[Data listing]
* Start *

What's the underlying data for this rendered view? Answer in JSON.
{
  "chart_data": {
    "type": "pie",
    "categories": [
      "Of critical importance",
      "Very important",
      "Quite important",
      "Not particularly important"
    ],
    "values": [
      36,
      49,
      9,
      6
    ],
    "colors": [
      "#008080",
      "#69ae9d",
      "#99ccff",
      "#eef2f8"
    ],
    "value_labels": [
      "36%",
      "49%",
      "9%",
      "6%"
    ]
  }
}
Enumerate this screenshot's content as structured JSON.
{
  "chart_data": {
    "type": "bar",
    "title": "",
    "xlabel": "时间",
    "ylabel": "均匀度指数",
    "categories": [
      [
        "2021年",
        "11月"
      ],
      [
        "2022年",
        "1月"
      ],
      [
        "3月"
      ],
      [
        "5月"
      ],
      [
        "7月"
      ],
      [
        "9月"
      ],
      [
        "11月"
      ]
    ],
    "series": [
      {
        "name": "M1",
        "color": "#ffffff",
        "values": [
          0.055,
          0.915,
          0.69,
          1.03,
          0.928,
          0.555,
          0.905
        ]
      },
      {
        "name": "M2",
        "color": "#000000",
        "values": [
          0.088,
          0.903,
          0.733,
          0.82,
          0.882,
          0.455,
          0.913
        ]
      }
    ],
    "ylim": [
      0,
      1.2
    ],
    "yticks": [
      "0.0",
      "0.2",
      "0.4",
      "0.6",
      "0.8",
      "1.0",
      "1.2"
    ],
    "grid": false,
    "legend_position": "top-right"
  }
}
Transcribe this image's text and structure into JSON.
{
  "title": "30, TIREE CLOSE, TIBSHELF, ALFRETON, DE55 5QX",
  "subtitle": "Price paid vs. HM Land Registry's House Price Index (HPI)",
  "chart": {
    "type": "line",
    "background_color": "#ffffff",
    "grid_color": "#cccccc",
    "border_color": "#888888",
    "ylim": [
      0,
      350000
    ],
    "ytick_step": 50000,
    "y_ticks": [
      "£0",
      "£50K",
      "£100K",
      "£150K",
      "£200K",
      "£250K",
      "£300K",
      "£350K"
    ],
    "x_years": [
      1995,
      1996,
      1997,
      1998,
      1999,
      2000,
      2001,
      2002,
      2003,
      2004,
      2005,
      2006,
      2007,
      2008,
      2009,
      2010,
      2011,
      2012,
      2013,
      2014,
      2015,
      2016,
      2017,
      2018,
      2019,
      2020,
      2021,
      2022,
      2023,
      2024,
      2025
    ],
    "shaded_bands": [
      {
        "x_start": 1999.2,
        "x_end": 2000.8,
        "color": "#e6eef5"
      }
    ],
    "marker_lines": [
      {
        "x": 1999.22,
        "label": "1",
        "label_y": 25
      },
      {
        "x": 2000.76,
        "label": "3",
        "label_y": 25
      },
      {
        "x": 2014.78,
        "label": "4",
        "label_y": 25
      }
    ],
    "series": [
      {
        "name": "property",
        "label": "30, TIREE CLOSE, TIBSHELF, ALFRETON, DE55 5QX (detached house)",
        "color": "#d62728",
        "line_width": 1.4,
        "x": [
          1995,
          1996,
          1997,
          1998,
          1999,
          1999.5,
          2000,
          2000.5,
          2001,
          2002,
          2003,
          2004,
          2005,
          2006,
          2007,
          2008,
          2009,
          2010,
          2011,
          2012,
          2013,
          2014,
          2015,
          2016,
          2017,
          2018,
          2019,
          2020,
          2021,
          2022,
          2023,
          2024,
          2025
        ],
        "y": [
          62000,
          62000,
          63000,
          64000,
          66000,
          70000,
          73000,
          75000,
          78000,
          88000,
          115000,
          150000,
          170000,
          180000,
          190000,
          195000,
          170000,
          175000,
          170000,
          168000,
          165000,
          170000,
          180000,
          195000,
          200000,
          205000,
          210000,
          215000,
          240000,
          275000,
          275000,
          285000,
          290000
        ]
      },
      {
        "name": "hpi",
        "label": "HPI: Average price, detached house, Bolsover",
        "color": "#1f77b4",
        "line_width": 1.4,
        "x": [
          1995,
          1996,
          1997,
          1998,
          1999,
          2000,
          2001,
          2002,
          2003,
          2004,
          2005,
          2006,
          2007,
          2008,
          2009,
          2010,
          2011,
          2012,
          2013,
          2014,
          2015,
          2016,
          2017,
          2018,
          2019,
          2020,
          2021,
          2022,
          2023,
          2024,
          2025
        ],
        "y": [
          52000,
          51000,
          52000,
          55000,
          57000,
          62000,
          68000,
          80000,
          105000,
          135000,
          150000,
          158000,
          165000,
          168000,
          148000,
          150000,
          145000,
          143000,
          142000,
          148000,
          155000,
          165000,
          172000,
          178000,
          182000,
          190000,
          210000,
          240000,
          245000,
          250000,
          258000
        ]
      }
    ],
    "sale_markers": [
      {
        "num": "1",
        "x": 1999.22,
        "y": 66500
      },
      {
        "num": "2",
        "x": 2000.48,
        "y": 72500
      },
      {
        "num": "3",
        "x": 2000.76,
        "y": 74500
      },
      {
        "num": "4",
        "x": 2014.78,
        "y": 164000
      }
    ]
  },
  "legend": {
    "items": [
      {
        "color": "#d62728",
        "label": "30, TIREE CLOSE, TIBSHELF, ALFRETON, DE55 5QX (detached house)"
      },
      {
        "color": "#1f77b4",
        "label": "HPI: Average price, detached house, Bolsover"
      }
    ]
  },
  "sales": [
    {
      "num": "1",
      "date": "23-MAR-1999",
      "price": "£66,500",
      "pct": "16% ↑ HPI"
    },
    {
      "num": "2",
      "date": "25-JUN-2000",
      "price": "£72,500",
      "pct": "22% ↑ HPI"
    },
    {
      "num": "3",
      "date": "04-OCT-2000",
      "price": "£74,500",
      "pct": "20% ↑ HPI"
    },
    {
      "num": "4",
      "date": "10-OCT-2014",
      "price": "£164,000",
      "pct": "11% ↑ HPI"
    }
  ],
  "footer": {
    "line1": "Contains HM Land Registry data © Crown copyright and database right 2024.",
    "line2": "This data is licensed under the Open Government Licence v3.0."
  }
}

* End *

Exercise: Hand back the material above in full, exactly as written.

Correct response:
What's the underlying data for this rendered view? Answer in JSON.
{
  "chart_data": {
    "type": "pie",
    "categories": [
      "Of critical importance",
      "Very important",
      "Quite important",
      "Not particularly important"
    ],
    "values": [
      36,
      49,
      9,
      6
    ],
    "colors": [
      "#008080",
      "#69ae9d",
      "#99ccff",
      "#eef2f8"
    ],
    "value_labels": [
      "36%",
      "49%",
      "9%",
      "6%"
    ]
  }
}
Enumerate this screenshot's content as structured JSON.
{
  "chart_data": {
    "type": "bar",
    "title": "",
    "xlabel": "时间",
    "ylabel": "均匀度指数",
    "categories": [
      [
        "2021年",
        "11月"
      ],
      [
        "2022年",
        "1月"
      ],
      [
        "3月"
      ],
      [
        "5月"
      ],
      [
        "7月"
      ],
      [
        "9月"
      ],
      [
        "11月"
      ]
    ],
    "series": [
      {
        "name": "M1",
        "color": "#ffffff",
        "values": [
          0.055,
          0.915,
          0.69,
          1.03,
          0.928,
          0.555,
          0.905
        ]
      },
      {
        "name": "M2",
        "color": "#000000",
        "values": [
          0.088,
          0.903,
          0.733,
          0.82,
          0.882,
          0.455,
          0.913
        ]
      }
    ],
    "ylim": [
      0,
      1.2
    ],
    "yticks": [
      "0.0",
      "0.2",
      "0.4",
      "0.6",
      "0.8",
      "1.0",
      "1.2"
    ],
    "grid": false,
    "legend_position": "top-right"
  }
}
Transcribe this image's text and structure into JSON.
{
  "title": "30, TIREE CLOSE, TIBSHELF, ALFRETON, DE55 5QX",
  "subtitle": "Price paid vs. HM Land Registry's House Price Index (HPI)",
  "chart": {
    "type": "line",
    "background_color": "#ffffff",
    "grid_color": "#cccccc",
    "border_color": "#888888",
    "ylim": [
      0,
      350000
    ],
    "ytick_step": 50000,
    "y_ticks": [
      "£0",
      "£50K",
      "£100K",
      "£150K",
      "£200K",
      "£250K",
      "£300K",
      "£350K"
    ],
    "x_years": [
      1995,
      1996,
      1997,
      1998,
      1999,
      2000,
      2001,
      2002,
      2003,
      2004,
      2005,
      2006,
      2007,
      2008,
      2009,
      2010,
      2011,
      2012,
      2013,
      2014,
      2015,
      2016,
      2017,
      2018,
      2019,
      2020,
      2021,
      2022,
      2023,
      2024,
      2025
    ],
    "shaded_bands": [
      {
        "x_start": 1999.2,
        "x_end": 2000.8,
        "color": "#e6eef5"
      }
    ],
    "marker_lines": [
      {
        "x": 1999.22,
        "label": "1",
        "label_y": 25
      },
      {
        "x": 2000.76,
        "label": "3",
        "label_y": 25
      },
      {
        "x": 2014.78,
        "label": "4",
        "label_y": 25
      }
    ],
    "series": [
      {
        "name": "property",
        "label": "30, TIREE CLOSE, TIBSHELF, ALFRETON, DE55 5QX (detached house)",
        "color": "#d62728",
        "line_width": 1.4,
        "x": [
          1995,
          1996,
          1997,
          1998,
          1999,
          1999.5,
          2000,
          2000.5,
          2001,
          2002,
          2003,
          2004,
          2005,
          2006,
          2007,
          2008,
          2009,
          2010,
          2011,
          2012,
          2013,
          2014,
          2015,
          2016,
          2017,
          2018,
          2019,
          2020,
          2021,
          2022,
          2023,
          2024,
          2025
        ],
        "y": [
          62000,
          62000,
          63000,
          64000,
          66000,
          70000,
          73000,
          75000,
          78000,
          88000,
          115000,
          150000,
          170000,
          180000,
          190000,
          195000,
          170000,
          175000,
          170000,
          168000,
          165000,
          170000,
          180000,
          195000,
          200000,
          205000,
          210000,
          215000,
          240000,
          275000,
          275000,
          285000,
          290000
        ]
      },
      {
        "name": "hpi",
        "label": "HPI: Average price, detached house, Bolsover",
        "color": "#1f77b4",
        "line_width": 1.4,
        "x": [
          1995,
          1996,
          1997,
          1998,
          1999,
          2000,
          2001,
          2002,
          2003,
          2004,
          2005,
          2006,
          2007,
          2008,
          2009,
          2010,
          2011,
          2012,
          2013,
          2014,
          2015,
          2016,
          2017,
          2018,
          2019,
          2020,
          2021,
          2022,
          2023,
          2024,
          2025
        ],
        "y": [
          52000,
          51000,
          52000,
          55000,
          57000,
          62000,
          68000,
          80000,
          105000,
          135000,
          150000,
          158000,
          165000,
          168000,
          148000,
          150000,
          145000,
          143000,
          142000,
          148000,
          155000,
          165000,
          172000,
          178000,
          182000,
          190000,
          210000,
          240000,
          245000,
          250000,
          258000
        ]
      }
    ],
    "sale_markers": [
      {
        "num": "1",
        "x": 1999.22,
        "y": 66500
      },
      {
        "num": "2",
        "x": 2000.48,
        "y": 72500
      },
      {
        "num": "3",
        "x": 2000.76,
        "y": 74500
      },
      {
        "num": "4",
        "x": 2014.78,
        "y": 164000
      }
    ]
  },
  "legend": {
    "items": [
      {
        "color": "#d62728",
        "label": "30, TIREE CLOSE, TIBSHELF, ALFRETON, DE55 5QX (detached house)"
      },
      {
        "color": "#1f77b4",
        "label": "HPI: Average price, detached house, Bolsover"
      }
    ]
  },
  "sales": [
    {
      "num": "1",
      "date": "23-MAR-1999",
      "price": "£66,500",
      "pct": "16% ↑ HPI"
    },
    {
      "num": "2",
      "date": "25-JUN-2000",
      "price": "£72,500",
      "pct": "22% ↑ HPI"
    },
    {
      "num": "3",
      "date": "04-OCT-2000",
      "price": "£74,500",
      "pct": "20% ↑ HPI"
    },
    {
      "num": "4",
      "date": "10-OCT-2014",
      "price": "£164,000",
      "pct": "11% ↑ HPI"
    }
  ],
  "footer": {
    "line1": "Contains HM Land Registry data © Crown copyright and database right 2024.",
    "line2": "This data is licensed under the Open Government Licence v3.0."
  }
}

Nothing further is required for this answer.